→ REQUIRED WORK: Find every line in the records that contains the word "Wind" with the same capitalization, and copy each of those lines.
** Start ROWS **
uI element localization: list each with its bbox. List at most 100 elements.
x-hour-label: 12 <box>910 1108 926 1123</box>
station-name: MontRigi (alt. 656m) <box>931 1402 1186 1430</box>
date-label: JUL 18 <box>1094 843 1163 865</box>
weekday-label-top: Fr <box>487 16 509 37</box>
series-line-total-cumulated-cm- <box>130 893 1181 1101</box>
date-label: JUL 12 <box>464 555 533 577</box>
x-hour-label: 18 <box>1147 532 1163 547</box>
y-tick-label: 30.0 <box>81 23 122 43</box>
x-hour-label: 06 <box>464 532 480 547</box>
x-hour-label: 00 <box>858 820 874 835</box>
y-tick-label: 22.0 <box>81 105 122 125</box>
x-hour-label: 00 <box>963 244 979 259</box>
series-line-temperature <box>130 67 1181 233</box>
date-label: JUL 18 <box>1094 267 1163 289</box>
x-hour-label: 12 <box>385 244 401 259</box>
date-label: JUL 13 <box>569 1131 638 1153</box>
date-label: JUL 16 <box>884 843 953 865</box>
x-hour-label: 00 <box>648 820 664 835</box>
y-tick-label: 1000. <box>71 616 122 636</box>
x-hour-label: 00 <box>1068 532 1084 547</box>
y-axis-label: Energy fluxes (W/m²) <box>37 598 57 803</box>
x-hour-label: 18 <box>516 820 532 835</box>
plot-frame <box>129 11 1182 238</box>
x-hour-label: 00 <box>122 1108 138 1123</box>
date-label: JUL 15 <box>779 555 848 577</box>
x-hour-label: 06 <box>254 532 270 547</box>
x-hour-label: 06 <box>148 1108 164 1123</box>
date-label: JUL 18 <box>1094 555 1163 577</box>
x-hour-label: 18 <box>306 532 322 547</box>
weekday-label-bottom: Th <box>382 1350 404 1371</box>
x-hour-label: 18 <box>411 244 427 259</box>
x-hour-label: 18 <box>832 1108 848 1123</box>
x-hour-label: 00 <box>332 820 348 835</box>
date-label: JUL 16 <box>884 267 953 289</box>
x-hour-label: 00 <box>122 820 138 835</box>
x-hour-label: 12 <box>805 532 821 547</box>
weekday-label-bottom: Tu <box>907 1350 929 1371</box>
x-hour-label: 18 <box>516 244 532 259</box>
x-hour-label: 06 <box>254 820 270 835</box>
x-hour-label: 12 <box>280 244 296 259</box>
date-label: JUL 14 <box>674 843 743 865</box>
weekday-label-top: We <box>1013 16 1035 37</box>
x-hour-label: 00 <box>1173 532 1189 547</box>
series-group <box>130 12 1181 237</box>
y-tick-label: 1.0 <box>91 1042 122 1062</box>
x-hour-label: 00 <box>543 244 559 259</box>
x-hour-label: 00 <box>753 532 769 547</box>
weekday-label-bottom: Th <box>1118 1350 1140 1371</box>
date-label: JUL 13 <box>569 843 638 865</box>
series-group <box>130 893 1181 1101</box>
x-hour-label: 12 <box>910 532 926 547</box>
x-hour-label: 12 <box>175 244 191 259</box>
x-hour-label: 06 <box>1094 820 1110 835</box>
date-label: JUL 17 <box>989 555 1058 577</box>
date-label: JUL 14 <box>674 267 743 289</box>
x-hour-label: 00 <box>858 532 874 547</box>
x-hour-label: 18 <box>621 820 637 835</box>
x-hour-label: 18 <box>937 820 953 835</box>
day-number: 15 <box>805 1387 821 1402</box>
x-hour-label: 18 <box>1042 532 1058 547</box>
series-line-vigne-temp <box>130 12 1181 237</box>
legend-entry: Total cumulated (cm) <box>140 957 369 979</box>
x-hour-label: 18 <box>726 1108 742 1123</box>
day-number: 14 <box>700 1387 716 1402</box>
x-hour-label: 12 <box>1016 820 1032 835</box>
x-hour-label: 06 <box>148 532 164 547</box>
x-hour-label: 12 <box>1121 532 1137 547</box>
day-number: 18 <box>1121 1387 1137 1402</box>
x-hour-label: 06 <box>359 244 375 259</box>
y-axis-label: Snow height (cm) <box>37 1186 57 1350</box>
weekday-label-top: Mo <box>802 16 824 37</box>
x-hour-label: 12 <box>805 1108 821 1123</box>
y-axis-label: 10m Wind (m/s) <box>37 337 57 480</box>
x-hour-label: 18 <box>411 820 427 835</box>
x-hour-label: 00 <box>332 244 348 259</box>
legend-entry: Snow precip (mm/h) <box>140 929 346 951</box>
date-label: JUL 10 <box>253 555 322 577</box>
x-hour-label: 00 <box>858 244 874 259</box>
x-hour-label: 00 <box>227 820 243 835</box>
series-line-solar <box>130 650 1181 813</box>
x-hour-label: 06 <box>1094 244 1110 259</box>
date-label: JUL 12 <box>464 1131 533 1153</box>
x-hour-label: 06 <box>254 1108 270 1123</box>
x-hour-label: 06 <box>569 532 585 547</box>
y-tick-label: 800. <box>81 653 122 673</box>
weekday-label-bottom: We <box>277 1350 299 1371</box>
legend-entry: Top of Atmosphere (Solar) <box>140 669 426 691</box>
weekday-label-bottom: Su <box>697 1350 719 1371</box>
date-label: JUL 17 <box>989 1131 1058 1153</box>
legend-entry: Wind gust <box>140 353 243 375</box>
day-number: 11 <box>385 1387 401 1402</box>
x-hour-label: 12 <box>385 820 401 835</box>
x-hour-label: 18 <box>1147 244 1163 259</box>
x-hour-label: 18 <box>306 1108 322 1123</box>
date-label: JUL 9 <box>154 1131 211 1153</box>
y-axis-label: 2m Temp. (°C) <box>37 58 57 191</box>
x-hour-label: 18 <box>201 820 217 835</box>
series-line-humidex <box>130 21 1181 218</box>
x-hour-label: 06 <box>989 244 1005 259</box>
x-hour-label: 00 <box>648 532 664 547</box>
** End ROWS **
→ CORRECT OUTPUT:
y-axis-label: 10m Wind (m/s) <box>37 337 57 480</box>
legend-entry: Wind gust <box>140 353 243 375</box>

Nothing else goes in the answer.